Do this ▸
Scan the records below. List lines holding "Triglyceride".

Records ▸

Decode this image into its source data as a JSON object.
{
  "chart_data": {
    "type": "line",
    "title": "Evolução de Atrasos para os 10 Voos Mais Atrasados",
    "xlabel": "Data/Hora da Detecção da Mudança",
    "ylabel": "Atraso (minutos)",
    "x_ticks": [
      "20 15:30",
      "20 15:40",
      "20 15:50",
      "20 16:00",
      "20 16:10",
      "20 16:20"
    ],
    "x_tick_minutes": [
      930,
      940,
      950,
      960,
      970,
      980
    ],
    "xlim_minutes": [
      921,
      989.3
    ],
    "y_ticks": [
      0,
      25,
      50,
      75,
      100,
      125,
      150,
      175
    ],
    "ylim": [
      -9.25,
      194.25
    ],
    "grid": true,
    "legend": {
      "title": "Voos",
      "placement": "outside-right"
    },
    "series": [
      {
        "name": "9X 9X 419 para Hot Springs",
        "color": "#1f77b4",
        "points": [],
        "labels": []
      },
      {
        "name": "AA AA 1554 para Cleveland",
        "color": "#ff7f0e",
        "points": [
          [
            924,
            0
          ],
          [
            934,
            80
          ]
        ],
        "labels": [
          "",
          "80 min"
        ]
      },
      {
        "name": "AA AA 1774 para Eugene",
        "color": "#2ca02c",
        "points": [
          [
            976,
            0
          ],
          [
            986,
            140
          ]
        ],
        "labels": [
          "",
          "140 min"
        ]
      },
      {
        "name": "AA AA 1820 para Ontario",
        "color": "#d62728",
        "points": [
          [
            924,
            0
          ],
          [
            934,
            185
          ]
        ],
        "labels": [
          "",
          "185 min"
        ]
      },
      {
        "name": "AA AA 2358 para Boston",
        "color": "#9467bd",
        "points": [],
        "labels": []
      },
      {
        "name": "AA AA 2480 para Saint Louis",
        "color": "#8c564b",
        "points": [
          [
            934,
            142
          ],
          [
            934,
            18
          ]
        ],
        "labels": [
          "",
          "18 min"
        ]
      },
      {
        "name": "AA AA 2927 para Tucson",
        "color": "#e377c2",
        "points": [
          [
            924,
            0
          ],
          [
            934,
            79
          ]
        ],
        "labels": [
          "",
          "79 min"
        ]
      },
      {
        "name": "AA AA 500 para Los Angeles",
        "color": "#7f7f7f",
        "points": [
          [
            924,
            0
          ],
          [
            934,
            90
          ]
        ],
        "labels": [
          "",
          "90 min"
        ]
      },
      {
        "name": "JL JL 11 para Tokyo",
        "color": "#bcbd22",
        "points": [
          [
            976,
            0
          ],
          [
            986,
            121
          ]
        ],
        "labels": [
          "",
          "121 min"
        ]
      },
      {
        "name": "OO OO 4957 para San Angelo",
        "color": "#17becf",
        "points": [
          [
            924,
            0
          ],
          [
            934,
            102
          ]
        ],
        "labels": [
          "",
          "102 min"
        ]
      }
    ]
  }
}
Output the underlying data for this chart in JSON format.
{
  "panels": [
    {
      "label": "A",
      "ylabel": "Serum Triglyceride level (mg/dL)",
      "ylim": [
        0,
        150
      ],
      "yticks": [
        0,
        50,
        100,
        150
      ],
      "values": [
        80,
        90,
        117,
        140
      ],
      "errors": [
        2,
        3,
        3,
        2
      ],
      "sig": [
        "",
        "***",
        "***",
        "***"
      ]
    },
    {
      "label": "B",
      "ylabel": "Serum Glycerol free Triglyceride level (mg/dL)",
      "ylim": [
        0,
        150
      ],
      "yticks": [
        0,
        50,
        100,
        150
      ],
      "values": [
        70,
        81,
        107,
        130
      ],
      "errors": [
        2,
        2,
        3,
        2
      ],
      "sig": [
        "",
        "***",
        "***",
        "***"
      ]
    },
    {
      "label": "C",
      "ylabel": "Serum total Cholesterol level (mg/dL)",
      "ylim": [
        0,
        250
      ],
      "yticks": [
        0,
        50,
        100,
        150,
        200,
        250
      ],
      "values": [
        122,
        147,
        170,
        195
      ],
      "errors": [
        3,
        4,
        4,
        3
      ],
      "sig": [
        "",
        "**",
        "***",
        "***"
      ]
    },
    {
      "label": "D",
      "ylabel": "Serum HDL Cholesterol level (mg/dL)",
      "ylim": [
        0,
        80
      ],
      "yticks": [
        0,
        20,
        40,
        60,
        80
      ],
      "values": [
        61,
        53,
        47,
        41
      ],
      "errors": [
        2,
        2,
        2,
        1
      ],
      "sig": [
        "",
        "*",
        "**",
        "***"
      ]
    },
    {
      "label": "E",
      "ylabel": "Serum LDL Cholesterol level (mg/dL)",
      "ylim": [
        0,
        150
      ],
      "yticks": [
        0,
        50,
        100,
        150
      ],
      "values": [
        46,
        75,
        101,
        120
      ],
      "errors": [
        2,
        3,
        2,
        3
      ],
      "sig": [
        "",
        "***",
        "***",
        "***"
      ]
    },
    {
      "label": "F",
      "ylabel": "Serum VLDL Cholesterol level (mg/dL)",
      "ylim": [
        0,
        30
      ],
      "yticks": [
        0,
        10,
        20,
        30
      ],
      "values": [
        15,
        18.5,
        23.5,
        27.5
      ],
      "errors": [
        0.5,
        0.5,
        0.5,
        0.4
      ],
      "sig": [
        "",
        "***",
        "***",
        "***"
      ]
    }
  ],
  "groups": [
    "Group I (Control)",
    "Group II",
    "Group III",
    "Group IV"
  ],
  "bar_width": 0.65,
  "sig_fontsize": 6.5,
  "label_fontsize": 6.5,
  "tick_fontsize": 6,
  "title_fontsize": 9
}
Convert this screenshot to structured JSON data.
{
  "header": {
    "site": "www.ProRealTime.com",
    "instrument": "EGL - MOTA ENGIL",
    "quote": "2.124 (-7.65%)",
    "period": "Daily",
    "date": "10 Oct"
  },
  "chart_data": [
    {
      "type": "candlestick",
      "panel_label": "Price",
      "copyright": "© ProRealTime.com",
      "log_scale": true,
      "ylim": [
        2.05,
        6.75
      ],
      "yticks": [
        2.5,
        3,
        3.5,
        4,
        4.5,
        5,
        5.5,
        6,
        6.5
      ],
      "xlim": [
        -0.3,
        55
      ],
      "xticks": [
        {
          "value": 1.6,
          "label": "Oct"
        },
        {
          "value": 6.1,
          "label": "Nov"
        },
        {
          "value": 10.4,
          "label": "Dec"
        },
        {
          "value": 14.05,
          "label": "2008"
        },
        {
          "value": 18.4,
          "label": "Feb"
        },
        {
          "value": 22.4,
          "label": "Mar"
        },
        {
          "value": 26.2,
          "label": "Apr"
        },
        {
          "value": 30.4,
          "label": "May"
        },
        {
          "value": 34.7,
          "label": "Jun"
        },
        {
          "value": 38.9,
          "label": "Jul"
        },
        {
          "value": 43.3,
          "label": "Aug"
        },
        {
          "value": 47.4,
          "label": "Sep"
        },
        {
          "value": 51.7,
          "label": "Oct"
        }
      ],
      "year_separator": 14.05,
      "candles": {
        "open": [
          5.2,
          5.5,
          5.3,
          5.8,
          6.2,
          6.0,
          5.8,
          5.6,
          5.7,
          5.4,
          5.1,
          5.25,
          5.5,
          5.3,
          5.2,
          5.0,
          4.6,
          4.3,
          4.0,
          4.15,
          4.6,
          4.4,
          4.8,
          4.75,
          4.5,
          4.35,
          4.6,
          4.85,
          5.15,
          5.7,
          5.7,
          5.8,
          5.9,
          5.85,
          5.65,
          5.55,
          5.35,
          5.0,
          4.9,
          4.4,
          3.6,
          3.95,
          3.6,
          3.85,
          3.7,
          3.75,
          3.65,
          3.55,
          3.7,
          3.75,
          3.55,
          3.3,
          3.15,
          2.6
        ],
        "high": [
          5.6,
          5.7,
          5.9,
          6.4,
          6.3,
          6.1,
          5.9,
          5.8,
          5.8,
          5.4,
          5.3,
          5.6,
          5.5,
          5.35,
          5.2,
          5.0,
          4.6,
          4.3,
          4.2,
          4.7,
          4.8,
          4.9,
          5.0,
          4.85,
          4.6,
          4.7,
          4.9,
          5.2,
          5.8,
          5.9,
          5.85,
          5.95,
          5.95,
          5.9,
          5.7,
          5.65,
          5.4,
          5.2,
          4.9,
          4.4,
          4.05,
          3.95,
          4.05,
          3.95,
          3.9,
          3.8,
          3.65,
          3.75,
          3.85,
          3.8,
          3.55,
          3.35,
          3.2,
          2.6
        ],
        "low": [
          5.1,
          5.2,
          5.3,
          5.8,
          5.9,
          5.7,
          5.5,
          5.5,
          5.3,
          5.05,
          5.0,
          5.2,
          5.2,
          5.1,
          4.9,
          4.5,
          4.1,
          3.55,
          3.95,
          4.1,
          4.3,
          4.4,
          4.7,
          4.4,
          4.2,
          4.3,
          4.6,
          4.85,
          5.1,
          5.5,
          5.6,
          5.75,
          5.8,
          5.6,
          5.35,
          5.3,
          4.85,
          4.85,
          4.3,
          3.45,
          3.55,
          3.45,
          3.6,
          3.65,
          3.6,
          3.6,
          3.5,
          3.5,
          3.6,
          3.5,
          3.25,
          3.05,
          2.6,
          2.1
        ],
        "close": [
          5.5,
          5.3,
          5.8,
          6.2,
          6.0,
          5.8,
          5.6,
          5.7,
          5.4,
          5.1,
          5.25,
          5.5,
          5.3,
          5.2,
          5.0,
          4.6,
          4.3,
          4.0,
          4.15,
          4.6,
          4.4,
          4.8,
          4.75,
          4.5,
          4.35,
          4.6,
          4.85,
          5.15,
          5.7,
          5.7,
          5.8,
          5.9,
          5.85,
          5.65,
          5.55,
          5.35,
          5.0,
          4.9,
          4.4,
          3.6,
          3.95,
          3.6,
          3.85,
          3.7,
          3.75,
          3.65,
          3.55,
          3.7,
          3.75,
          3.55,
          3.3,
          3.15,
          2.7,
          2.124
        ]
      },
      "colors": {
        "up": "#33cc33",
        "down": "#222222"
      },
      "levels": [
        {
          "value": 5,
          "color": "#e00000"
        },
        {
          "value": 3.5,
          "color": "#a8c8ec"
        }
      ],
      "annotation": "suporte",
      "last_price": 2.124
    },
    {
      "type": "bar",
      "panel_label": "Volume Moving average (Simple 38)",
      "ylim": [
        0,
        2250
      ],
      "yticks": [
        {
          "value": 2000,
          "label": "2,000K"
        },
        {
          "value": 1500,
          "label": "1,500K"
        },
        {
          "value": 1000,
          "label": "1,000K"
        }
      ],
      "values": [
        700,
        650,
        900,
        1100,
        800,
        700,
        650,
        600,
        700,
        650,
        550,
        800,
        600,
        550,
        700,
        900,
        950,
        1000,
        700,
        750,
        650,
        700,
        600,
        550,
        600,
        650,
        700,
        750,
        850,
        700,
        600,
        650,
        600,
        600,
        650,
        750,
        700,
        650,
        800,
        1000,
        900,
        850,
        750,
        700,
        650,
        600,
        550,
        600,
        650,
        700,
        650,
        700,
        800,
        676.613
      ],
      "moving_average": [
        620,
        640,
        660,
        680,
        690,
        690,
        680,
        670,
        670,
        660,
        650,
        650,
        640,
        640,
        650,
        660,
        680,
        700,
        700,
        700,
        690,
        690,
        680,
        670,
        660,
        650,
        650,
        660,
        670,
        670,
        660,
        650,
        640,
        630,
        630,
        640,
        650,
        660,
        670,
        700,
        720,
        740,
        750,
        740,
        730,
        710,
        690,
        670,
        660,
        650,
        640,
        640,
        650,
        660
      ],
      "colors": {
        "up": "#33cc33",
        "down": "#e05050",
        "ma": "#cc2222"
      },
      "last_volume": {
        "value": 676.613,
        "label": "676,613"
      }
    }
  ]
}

The reply ▸
      "ylabel": "Serum Triglyceride level (mg/dL)",
      "ylabel": "Serum Glycerol free Triglyceride level (mg/dL)",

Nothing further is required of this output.